== Short exercise ==
Find all lines in the records that include the word "Indonesia", and copy them out.

Data items
——————
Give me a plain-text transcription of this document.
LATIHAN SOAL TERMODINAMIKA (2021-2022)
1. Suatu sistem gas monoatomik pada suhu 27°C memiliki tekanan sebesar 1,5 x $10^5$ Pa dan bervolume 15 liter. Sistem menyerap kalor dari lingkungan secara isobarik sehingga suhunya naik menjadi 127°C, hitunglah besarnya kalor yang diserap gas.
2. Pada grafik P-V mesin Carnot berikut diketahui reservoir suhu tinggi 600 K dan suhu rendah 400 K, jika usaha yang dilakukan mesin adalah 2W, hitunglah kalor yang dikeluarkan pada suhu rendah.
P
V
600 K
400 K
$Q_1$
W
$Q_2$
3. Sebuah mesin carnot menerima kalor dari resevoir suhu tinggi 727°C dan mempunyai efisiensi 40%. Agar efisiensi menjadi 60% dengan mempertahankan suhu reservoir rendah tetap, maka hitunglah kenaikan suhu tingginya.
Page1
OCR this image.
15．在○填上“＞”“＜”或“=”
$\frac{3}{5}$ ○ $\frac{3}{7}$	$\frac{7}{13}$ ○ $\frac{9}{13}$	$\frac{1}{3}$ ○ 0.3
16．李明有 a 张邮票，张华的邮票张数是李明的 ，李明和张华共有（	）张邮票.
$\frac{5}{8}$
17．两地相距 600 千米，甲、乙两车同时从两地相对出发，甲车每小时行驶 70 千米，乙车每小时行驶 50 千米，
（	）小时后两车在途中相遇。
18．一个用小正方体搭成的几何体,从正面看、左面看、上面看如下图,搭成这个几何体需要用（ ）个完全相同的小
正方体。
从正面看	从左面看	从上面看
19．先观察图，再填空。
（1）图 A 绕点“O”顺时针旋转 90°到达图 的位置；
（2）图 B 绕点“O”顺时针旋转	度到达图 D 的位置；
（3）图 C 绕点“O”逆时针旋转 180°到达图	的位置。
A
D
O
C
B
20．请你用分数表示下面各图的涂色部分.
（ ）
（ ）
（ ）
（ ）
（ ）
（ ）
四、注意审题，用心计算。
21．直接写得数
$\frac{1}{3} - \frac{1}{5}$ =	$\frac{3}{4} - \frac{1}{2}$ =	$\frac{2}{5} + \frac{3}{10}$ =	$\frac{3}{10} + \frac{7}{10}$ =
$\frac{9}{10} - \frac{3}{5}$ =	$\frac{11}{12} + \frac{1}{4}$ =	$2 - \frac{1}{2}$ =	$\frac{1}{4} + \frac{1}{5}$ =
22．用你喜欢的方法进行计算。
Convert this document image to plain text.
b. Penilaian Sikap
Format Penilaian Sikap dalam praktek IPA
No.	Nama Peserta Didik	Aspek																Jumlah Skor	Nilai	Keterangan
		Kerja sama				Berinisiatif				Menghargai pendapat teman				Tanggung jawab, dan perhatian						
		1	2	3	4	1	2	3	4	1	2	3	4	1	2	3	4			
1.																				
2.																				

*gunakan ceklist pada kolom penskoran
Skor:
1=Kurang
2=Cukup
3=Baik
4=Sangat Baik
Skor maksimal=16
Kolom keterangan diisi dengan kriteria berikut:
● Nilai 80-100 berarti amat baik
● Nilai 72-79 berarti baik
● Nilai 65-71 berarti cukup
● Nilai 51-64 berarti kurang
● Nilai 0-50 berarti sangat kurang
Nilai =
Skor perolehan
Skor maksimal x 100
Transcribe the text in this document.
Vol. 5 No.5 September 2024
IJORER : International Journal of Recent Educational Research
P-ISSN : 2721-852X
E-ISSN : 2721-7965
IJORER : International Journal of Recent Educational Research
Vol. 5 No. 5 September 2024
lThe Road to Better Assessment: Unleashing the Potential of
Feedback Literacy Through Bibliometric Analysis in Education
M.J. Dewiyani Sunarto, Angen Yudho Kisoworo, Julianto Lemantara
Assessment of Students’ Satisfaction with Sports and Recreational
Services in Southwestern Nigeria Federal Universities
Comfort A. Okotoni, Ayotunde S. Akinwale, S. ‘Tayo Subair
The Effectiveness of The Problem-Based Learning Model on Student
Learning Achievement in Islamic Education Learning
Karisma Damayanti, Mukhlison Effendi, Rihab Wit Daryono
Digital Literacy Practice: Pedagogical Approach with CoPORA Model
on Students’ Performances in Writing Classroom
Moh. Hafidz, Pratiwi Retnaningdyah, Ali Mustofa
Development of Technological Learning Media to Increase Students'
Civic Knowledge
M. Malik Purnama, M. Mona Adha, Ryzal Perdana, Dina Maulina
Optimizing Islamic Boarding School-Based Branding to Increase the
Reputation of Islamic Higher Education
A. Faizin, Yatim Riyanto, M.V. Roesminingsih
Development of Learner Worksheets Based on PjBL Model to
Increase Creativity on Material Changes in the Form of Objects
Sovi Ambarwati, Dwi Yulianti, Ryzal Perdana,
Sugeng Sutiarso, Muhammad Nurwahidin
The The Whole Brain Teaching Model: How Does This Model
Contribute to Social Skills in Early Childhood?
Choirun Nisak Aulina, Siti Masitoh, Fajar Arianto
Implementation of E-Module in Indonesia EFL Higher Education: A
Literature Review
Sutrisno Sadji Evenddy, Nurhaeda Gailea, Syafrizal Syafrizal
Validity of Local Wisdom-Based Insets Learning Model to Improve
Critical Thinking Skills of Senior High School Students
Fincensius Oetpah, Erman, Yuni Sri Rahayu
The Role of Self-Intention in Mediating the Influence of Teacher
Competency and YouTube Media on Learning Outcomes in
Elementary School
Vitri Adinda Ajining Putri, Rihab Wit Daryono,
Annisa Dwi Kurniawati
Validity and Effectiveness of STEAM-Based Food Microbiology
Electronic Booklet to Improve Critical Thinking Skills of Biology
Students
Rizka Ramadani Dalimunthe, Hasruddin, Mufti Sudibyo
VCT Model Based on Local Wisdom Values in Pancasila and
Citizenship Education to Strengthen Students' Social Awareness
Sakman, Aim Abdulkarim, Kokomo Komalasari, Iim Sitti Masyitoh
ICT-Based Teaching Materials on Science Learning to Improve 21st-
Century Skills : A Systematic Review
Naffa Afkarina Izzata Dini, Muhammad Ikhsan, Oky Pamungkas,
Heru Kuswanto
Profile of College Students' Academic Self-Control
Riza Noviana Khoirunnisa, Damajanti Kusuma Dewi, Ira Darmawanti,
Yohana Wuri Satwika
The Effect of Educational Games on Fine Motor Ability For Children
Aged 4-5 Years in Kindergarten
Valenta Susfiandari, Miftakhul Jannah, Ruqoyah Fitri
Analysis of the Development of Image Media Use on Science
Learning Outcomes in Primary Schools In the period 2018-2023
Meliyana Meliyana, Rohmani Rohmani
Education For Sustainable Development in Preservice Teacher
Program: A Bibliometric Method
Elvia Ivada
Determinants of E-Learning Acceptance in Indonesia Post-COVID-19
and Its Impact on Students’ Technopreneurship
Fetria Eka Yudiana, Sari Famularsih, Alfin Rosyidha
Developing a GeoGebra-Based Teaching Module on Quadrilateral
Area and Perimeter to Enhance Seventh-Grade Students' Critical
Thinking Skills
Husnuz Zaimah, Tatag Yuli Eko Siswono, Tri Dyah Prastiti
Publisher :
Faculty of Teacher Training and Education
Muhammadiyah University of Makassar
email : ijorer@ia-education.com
——————
== Completed exercise ==
Implementation of E-Module in Indonesia EFL Higher Education: A
Determinants of E-Learning Acceptance in Indonesia Post-COVID-19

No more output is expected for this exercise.